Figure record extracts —

══════════

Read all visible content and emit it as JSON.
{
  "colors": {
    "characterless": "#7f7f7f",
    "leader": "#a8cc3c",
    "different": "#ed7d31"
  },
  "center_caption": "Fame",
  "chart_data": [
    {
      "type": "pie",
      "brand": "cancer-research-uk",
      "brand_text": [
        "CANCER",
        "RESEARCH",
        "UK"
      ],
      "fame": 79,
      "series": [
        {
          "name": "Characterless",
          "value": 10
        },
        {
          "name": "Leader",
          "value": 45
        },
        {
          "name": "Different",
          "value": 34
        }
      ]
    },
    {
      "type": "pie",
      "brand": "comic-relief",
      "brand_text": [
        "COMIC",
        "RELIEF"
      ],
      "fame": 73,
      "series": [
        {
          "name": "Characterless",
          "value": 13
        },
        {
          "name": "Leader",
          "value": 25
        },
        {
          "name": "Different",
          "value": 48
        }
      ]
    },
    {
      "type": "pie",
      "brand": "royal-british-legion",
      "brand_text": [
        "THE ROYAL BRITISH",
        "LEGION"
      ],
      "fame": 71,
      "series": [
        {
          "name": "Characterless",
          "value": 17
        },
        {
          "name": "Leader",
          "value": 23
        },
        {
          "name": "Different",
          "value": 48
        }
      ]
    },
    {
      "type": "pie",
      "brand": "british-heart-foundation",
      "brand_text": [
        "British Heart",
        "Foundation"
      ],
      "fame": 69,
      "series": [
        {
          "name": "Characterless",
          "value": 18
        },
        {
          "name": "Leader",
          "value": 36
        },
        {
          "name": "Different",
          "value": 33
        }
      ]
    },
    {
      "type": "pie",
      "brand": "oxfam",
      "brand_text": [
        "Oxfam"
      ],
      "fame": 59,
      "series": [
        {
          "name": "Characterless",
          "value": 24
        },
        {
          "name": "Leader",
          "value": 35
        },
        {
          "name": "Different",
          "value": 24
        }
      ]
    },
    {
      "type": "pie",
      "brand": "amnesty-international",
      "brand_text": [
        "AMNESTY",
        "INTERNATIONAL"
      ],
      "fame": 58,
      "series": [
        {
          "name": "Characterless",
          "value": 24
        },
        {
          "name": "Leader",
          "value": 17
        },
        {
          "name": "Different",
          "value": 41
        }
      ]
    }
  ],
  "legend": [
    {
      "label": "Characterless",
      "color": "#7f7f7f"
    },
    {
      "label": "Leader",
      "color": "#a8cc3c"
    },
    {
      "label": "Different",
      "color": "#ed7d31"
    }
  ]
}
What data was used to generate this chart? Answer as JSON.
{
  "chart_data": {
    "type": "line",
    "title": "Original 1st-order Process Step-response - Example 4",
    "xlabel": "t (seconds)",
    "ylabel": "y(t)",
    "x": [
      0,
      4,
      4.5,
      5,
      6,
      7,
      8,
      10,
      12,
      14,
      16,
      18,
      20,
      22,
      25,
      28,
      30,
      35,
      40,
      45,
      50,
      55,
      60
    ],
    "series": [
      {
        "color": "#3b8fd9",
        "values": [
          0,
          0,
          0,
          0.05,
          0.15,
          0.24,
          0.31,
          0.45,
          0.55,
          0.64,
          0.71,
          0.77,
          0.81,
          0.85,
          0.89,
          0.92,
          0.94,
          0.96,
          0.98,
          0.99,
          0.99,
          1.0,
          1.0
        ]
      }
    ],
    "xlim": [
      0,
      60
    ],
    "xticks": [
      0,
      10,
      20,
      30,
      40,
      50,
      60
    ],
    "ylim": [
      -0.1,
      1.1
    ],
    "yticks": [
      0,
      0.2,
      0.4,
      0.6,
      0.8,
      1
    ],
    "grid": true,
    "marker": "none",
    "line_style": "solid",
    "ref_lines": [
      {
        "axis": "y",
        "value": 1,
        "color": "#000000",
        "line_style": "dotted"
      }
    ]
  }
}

══════════

Emit verbatim the lines running from the one with "What data was" through the last line of the data, both endpoints inclusive.

SOLVED EXERCISE —
What data was used to generate this chart? Answer as JSON.
{
  "chart_data": {
    "type": "line",
    "title": "Original 1st-order Process Step-response - Example 4",
    "xlabel": "t (seconds)",
    "ylabel": "y(t)",
    "x": [
      0,
      4,
      4.5,
      5,
      6,
      7,
      8,
      10,
      12,
      14,
      16,
      18,
      20,
      22,
      25,
      28,
      30,
      35,
      40,
      45,
      50,
      55,
      60
    ],
    "series": [
      {
        "color": "#3b8fd9",
        "values": [
          0,
          0,
          0,
          0.05,
          0.15,
          0.24,
          0.31,
          0.45,
          0.55,
          0.64,
          0.71,
          0.77,
          0.81,
          0.85,
          0.89,
          0.92,
          0.94,
          0.96,
          0.98,
          0.99,
          0.99,
          1.0,
          1.0
        ]
      }
    ],
    "xlim": [
      0,
      60
    ],
    "xticks": [
      0,
      10,
      20,
      30,
      40,
      50,
      60
    ],
    "ylim": [
      -0.1,
      1.1
    ],
    "yticks": [
      0,
      0.2,
      0.4,
      0.6,
      0.8,
      1
    ],
    "grid": true,
    "marker": "none",
    "line_style": "solid",
    "ref_lines": [
      {
        "axis": "y",
        "value": 1,
        "color": "#000000",
        "line_style": "dotted"
      }
    ]
  }
}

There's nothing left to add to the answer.